**Dataset records**
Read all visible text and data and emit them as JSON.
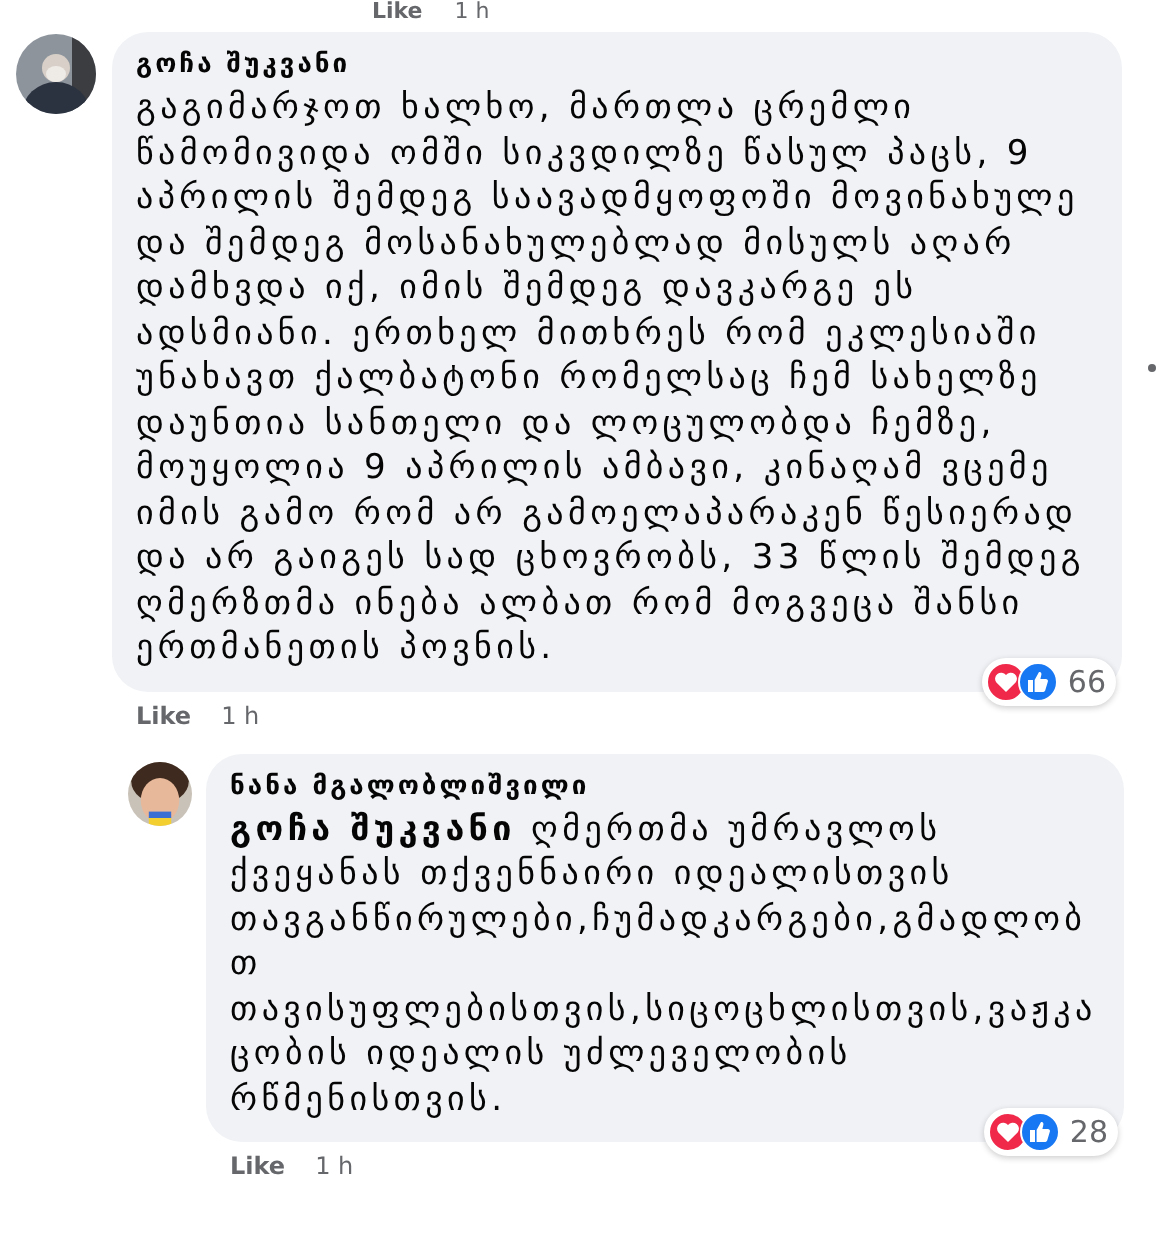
{
  "top_actions": {
    "like": "Like",
    "time": "1 h"
  },
  "comments": [
    {
      "reply": false,
      "author": "გოჩა შუკვანი",
      "text": "გაგიმარჯოთ ხალხო, მართლა ცრემლი წამომივიდა ომში სიკვდილზე წასულ პაცს, 9 აპრილის შემდეგ საავადმყოფოში მოვინახულე და შემდეგ მოსანახულებლად მისულს აღარ დამხვდა იქ, იმის შემდეგ დავკარგე ეს ადსმიანი. ერთხელ მითხრეს რომ ეკლესიაში უნახავთ ქალბატონი რომელსაც ჩემ სახელზე დაუნთია სანთელი და ლოცულობდა ჩემზე, მოუყოლია 9 აპრილის ამბავი, კინაღამ ვცემე იმის გამო რომ არ გამოელაპარაკენ წესიერად და არ გაიგეს სად ცხოვრობს, 33 წლის შემდეგ ღმერზთმა ინება ალბათ რომ მოგვეცა შანსი ერთმანეთის პოვნის.",
      "like": "Like",
      "time": "1 h",
      "reactions": [
        {
          "kind": "love"
        },
        {
          "kind": "like"
        }
      ],
      "count": "66"
    },
    {
      "reply": true,
      "author": "ნანა მგალობლიშვილი",
      "text": "**გოჩა შუკვანი** ღმერთმა უმრავლოს ქვეყანას თქვენნაირი იდეალისთვის თავგანწირულები,ჩუმადკარგები,გმადლობთ თავისუფლებისთვის,სიცოცხლისთვის,ვაჟკაცობის იდეალის უძლეველობის რწმენისთვის.",
      "like": "Like",
      "time": "1 h",
      "reactions": [
        {
          "kind": "love"
        },
        {
          "kind": "like"
        }
      ],
      "count": "28"
    }
  ]
}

**Stated task**
Quote each record exactly as it stands, minus the pictures.

**Response below**
Read all visible text and data and emit them as JSON.
{
  "top_actions": {
    "like": "Like",
    "time": "1 h"
  },
  "comments": [
    {
      "reply": false,
      "author": "გოჩა შუკვანი",
      "text": "გაგიმარჯოთ ხალხო, მართლა ცრემლი წამომივიდა ომში სიკვდილზე წასულ პაცს, 9 აპრილის შემდეგ საავადმყოფოში მოვინახულე და შემდეგ მოსანახულებლად მისულს აღარ დამხვდა იქ, იმის შემდეგ დავკარგე ეს ადსმიანი. ერთხელ მითხრეს რომ ეკლესიაში უნახავთ ქალბატონი რომელსაც ჩემ სახელზე დაუნთია სანთელი და ლოცულობდა ჩემზე, მოუყოლია 9 აპრილის ამბავი, კინაღამ ვცემე იმის გამო რომ არ გამოელაპარაკენ წესიერად და არ გაიგეს სად ცხოვრობს, 33 წლის შემდეგ ღმერზთმა ინება ალბათ რომ მოგვეცა შანსი ერთმანეთის პოვნის.",
      "like": "Like",
      "time": "1 h",
      "reactions": [
        {
          "kind": "love"
        },
        {
          "kind": "like"
        }
      ],
      "count": "66"
    },
    {
      "reply": true,
      "author": "ნანა მგალობლიშვილი",
      "text": "**გოჩა შუკვანი** ღმერთმა უმრავლოს ქვეყანას თქვენნაირი იდეალისთვის თავგანწირულები,ჩუმადკარგები,გმადლობთ თავისუფლებისთვის,სიცოცხლისთვის,ვაჟკაცობის იდეალის უძლეველობის რწმენისთვის.",
      "like": "Like",
      "time": "1 h",
      "reactions": [
        {
          "kind": "love"
        },
        {
          "kind": "like"
        }
      ],
      "count": "28"
    }
  ]
}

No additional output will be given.